━━━━━ DATA SUPPLIED

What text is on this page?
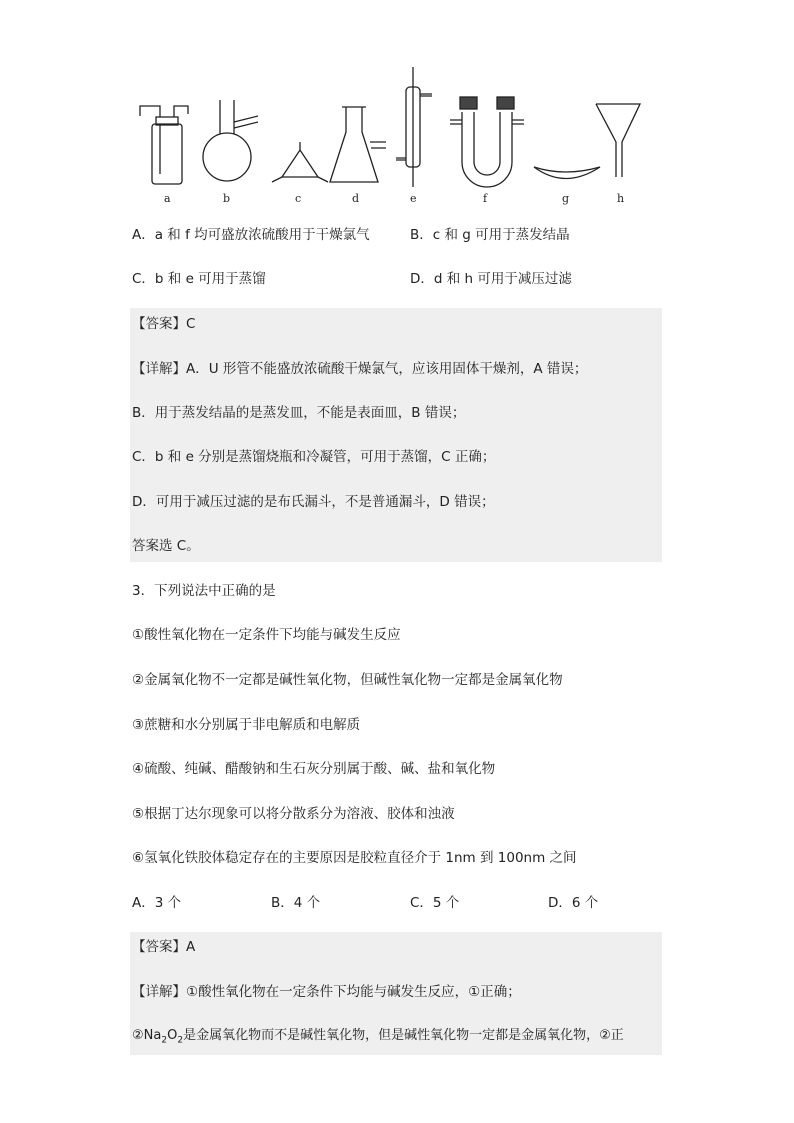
a	b	c	d	e	f	g	h
A．a 和 f 均可盛放浓硫酸用于干燥氯气	B．c 和 g 可用于蒸发结晶
C．b 和 e 可用于蒸馏	D．d 和 h 可用于减压过滤
【答案】C
【详解】A．U 形管不能盛放浓硫酸干燥氯气，应该用固体干燥剂，A 错误；
B．用于蒸发结晶的是蒸发皿，不能是表面皿，B 错误；
C．b 和 e 分别是蒸馏烧瓶和冷凝管，可用于蒸馏，C 正确；
D．可用于减压过滤的是布氏漏斗，不是普通漏斗，D 错误；
答案选 C。
3．下列说法中正确的是
①酸性氧化物在一定条件下均能与碱发生反应
②金属氧化物不一定都是碱性氧化物，但碱性氧化物一定都是金属氧化物
③蔗糖和水分别属于非电解质和电解质
④硫酸、纯碱、醋酸钠和生石灰分别属于酸、碱、盐和氧化物
⑤根据丁达尔现象可以将分散系分为溶液、胶体和浊液
⑥氢氧化铁胶体稳定存在的主要原因是胶粒直径介于 1nm 到 100nm 之间
A．3 个	B．4 个	C．5 个	D．6 个
【答案】A
【详解】①酸性氧化物在一定条件下均能与碱发生反应，①正确；
$②Na_2O_2$是金属氧化物而不是碱性氧化物，但是碱性氧化物一定都是金属氧化物，②正
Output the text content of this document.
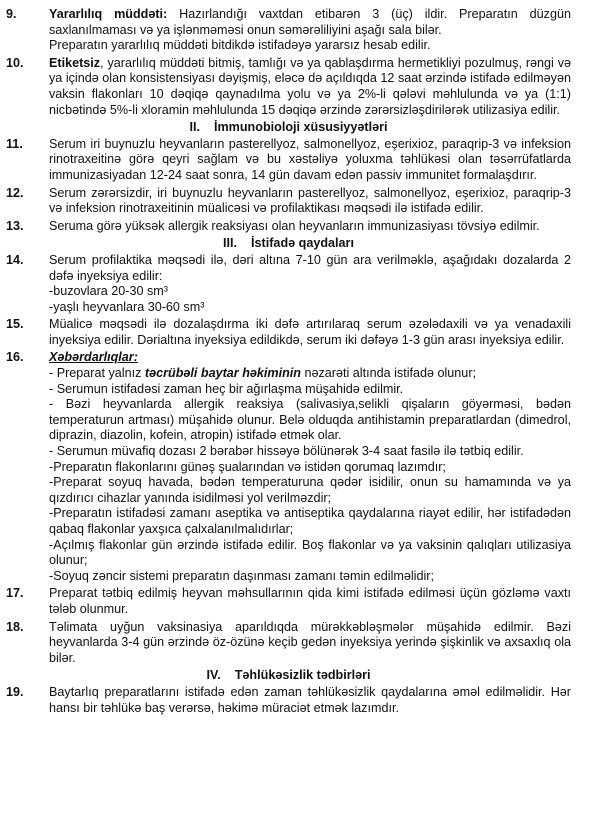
9.	Yararlılıq müddəti: Hazırlandığı vaxtdan etibarən 3 (üç) ildir. Preparatın düzgün saxlanılmaması və ya işlənməməsi onun səmərəliliyini aşağı sala bilər.

Preparatın yararlılıq müddəti bitdikdə istifadəyə yararsız hesab edilir.

10.	Etiketsiz, yararlılıq müddəti bitmiş, tamlığı və ya qablaşdırma hermetikliyi pozulmuş, rəngi və ya içində olan konsistensiyası dəyişmiş, eləcə də açıldıqda 12 saat ərzində istifadə edilməyən vaksin flakonları 10 dəqiqə qaynadılma yolu və ya 2%-li qələvi məhlulunda və ya (1:1) nicbətində 5%-li xloramin məhlulunda 15 dəqiqə ərzində zərərsizləşdirilərək utilizasiya edilir.

II. İmmunobioloji xüsusiyyətləri
11.	Serum iri buynuzlu heyvanların pasterellyoz, salmonellyoz, eşerixioz, paraqrip-3 və infeksion rinotraxeitinə görə qeyri sağlam və bu xəstəliyə yoluxma təhlükəsi olan təsərrüfatlarda immunizasiyadan 12-24 saat sonra, 14 gün davam edən passiv immunitet formalaşdırır.
12.	Serum zərərsizdir, iri buynuzlu heyvanların pasterellyoz, salmonellyoz, eşerixioz, paraqrip-3 və infeksion rinotraxeitinin müalicəsi və profilaktikası məqsədi ilə istifadə edilir.
13.	Seruma görə yüksək allergik reaksiyası olan heyvanların immunizasiyası tövsiyə edilmir.
III. İstifadə qaydaları
14.	Serum profilaktika məqsədi ilə, dəri altına 7-10 gün ara verilməklə, aşağıdakı dozalarda 2 dəfə inyeksiya edilir:

-buzovlara 20-30 sm³

-yaşlı heyvanlara 30-60 sm³

15.	Müalicə məqsədi ilə dozalaşdırma iki dəfə artırılaraq serum əzələdaxili və ya venadaxili inyeksiya edilir. Dərialtına inyeksiya edildikdə, serum iki dəfəyə 1-3 gün arası inyeksiya edilir.
16.	Xəbərdarlıqlar:

- Preparat yalnız təcrübəli baytar həkiminin nəzarəti altında istifadə olunur;

- Serumun istifadəsi zaman heç bir ağırlaşma müşahidə edilmir.

- Bəzi heyvanlarda allergik reaksiya (salivasiya,selikli qişaların göyərməsi, bədən temperaturun artması) müşahidə olunur. Belə olduqda antihistamin preparatlardan (dimedrol, diprazin, diazolin, kofein, atropin) istifadə etmək olar.

- Serumun müvafiq dozası 2 bərabər hissəyə bölünərək 3-4 saat fasilə ilə tətbiq edilir.

-Preparatın flakonlarını günəş şualarından və istidən qorumaq lazımdır;

-Preparat soyuq havada, bədən temperaturuna qədər isidilir, onun su hamamında və ya qızdırıcı cihazlar yanında isidilməsi yol verilməzdir;

-Preparatın istifadəsi zamanı aseptika və antiseptika qaydalarına riayət edilir, hər istifadədən qabaq flakonlar yaxşıca çalxalanılmalıdırlar;

-Açılmış flakonlar gün ərzində istifadə edilir. Boş flakonlar və ya vaksinin qalıqları utilizasiya olunur;

-Soyuq zəncir sistemi preparatın daşınması zamanı təmin edilməlidir;

17.	Preparat tətbiq edilmiş heyvan məhsullarının qida kimi istifadə edilməsi üçün gözləmə vaxtı tələb olunmur.
18.	Təlimata uyğun vaksinasiya aparıldıqda mürəkkəbləşmələr müşahidə edilmir. Bəzi heyvanlarda 3-4 gün ərzində öz-özünə keçib gedən inyeksiya yerində şişkinlik və axsaxlıq ola bilər.
IV. Təhlükəsizlik tədbirləri
19.	Baytarlıq preparatlarını istifadə edən zaman təhlükəsizlik qaydalarına əməl edilməlidir. Hər hansı bir təhlükə baş verərsə, həkimə müraciət etmək lazımdır.
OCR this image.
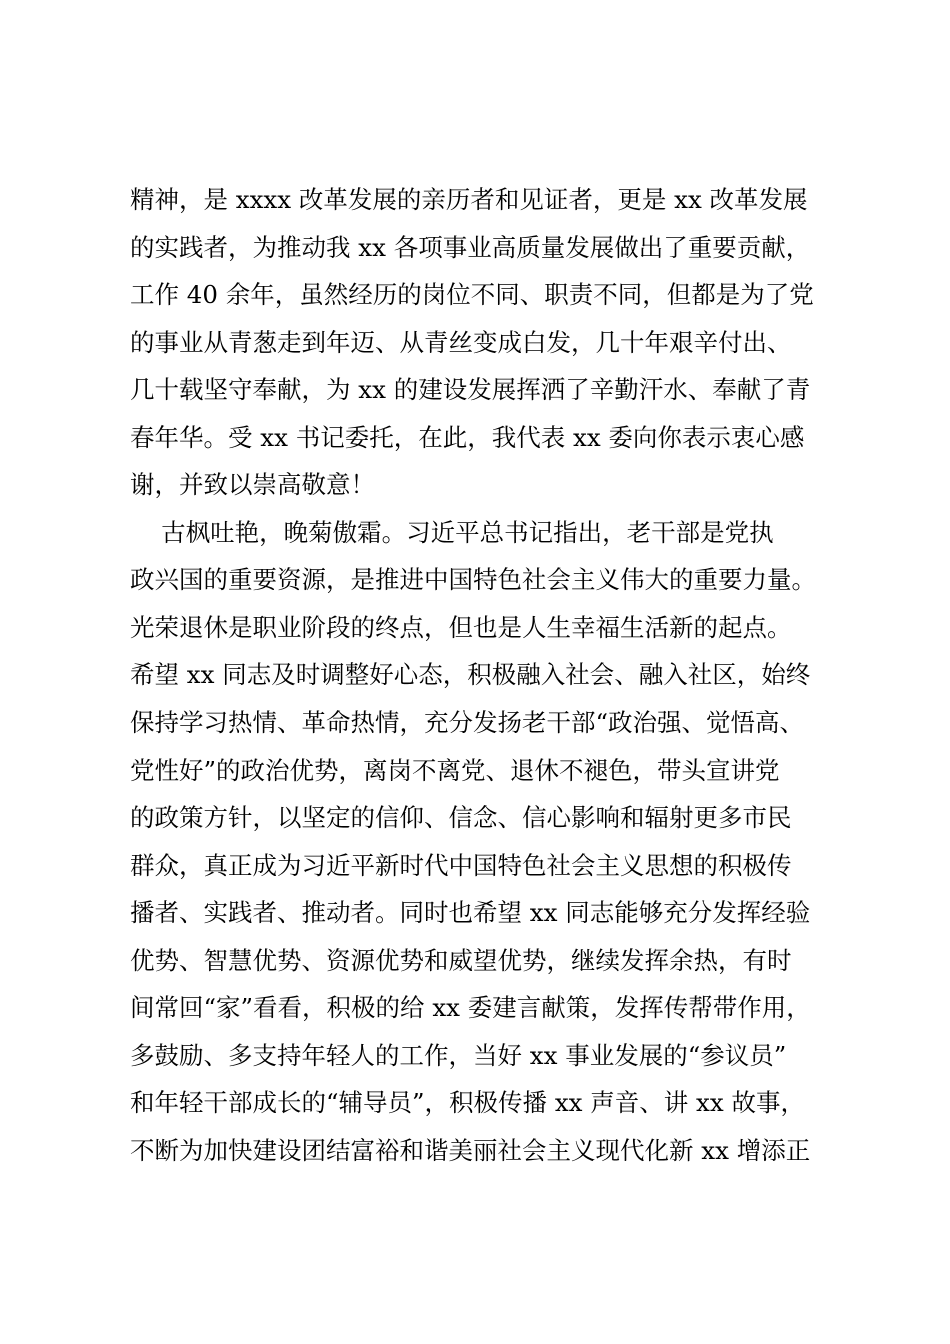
精神，是 xxxx 改革发展的亲历者和见证者，更是 xx 改革发展
的实践者，为推动我 xx 各项事业高质量发展做出了重要贡献，
工作 40 余年，虽然经历的岗位不同、职责不同，但都是为了党
的事业从青葱走到年迈、从青丝变成白发，几十年艰辛付出、
几十载坚守奉献，为 xx 的建设发展挥洒了辛勤汗水、奉献了青
春年华。受 xx 书记委托，在此，我代表 xx 委向你表示衷心感
谢，并致以崇高敬意！
古枫吐艳，晚菊傲霜。习近平总书记指出，老干部是党执
政兴国的重要资源，是推进中国特色社会主义伟大的重要力量。
光荣退休是职业阶段的终点，但也是人生幸福生活新的起点。
希望 xx 同志及时调整好心态，积极融入社会、融入社区，始终
保持学习热情、革命热情，充分发扬老干部“政治强、觉悟高、
党性好”的政治优势，离岗不离党、退休不褪色，带头宣讲党
的政策方针，以坚定的信仰、信念、信心影响和辐射更多市民
群众，真正成为习近平新时代中国特色社会主义思想的积极传
播者、实践者、推动者。同时也希望 xx 同志能够充分发挥经验
优势、智慧优势、资源优势和威望优势，继续发挥余热，有时
间常回“家”看看，积极的给 xx 委建言献策，发挥传帮带作用，
多鼓励、多支持年轻人的工作，当好 xx 事业发展的“参议员”
和年轻干部成长的“辅导员”，积极传播 xx 声音、讲 xx 故事，
不断为加快建设团结富裕和谐美丽社会主义现代化新 xx 增添正
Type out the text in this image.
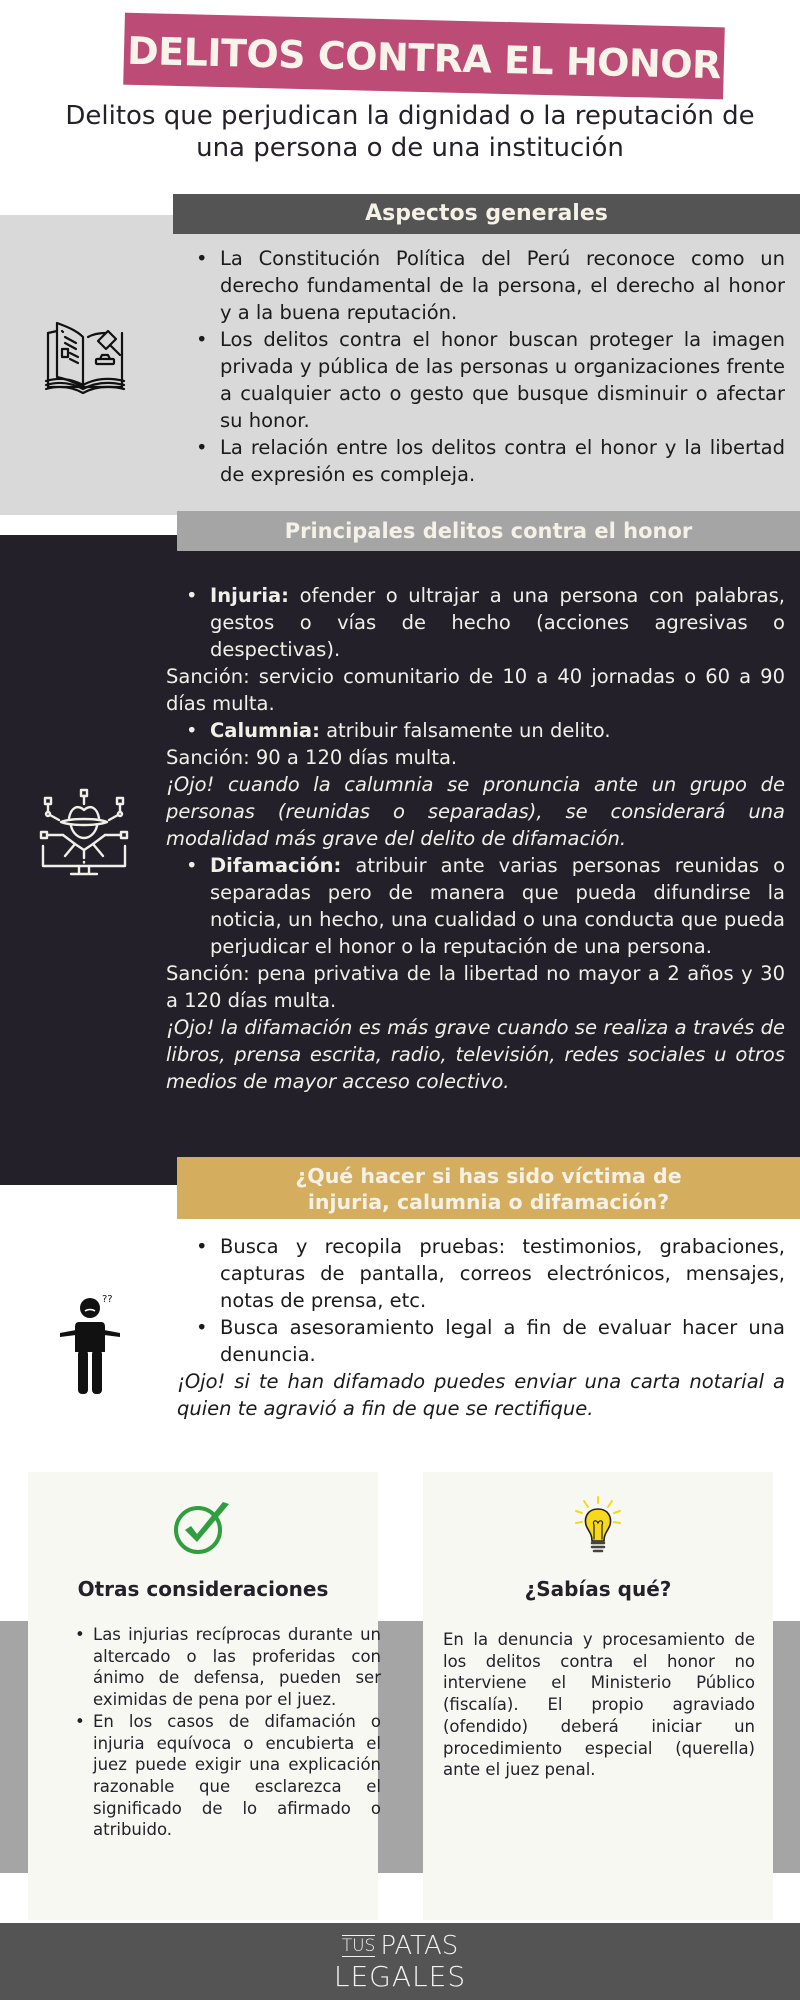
DELITOS CONTRA EL HONOR
Delitos que perjudican la dignidad o la reputación de una persona o de una institución
Aspectos generales
• La Constitución Política del Perú reconoce como un derecho fundamental de la persona, el derecho al honor y a la buena reputación.
• Los delitos contra el honor buscan proteger la imagen privada y pública de las personas u organizaciones frente a cualquier acto o gesto que busque disminuir o afectar su honor.
• La relación entre los delitos contra el honor y la libertad de expresión es compleja.
Principales delitos contra el honor
• Injuria: ofender o ultrajar a una persona con palabras, gestos o vías de hecho (acciones agresivas o despectivas).
Sanción: servicio comunitario de 10 a 40 jornadas o 60 a 90 días multa.
• Calumnia: atribuir falsamente un delito.
Sanción: 90 a 120 días multa.
¡Ojo! cuando la calumnia se pronuncia ante un grupo de personas (reunidas o separadas), se considerará una modalidad más grave del delito de difamación.
• Difamación: atribuir ante varias personas reunidas o separadas pero de manera que pueda difundirse la noticia, un hecho, una cualidad o una conducta que pueda perjudicar el honor o la reputación de una persona.
Sanción: pena privativa de la libertad no mayor a 2 años y 30 a 120 días multa.
¡Ojo! la difamación es más grave cuando se realiza a través de libros, prensa escrita, radio, televisión, redes sociales u otros medios de mayor acceso colectivo.
¿Qué hacer si has sido víctima de
injuria, calumnia o difamación?
??
• Busca y recopila pruebas: testimonios, grabaciones, capturas de pantalla, correos electrónicos, mensajes, notas de prensa, etc.
• Busca asesoramiento legal a fin de evaluar hacer una denuncia.
¡Ojo! si te han difamado puedes enviar una carta notarial a quien te agravió a fin de que se rectifique.
Otras consideraciones
• Las injurias recíprocas durante un altercado o las proferidas con ánimo de defensa, pueden ser eximidas de pena por el juez.
• En los casos de difamación o injuria equívoca o encubierta el juez puede exigir una explicación razonable que esclarezca el significado de lo afirmado o atribuido.
¿Sabías qué?
En la denuncia y procesamiento de los delitos contra el honor no interviene el Ministerio Público (fiscalía). El propio agraviado (ofendido) deberá iniciar un procedimiento especial (querella) ante el juez penal.
TUS PATAS
LEGALES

━━━━━━━━━━

TASK DIRECTIONS: Go through the records and copy each line with "görə" in it.

WRITTEN REPLY:
11.	Serum iri buynuzlu heyvanların pasterellyoz, salmonellyoz, eşerixioz, paraqrip-3 və infeksion rinotraxeitinə görə qeyri sağlam və bu xəstəliyə yoluxma təhlükəsi olan təsərrüfatlarda immunizasiyadan 12-24 saat sonra, 14 gün davam edən passiv immunitet formalaşdırır.
13.	Seruma görə yüksək allergik reaksiyası olan heyvanların immunizasiyası tövsiyə edilmir.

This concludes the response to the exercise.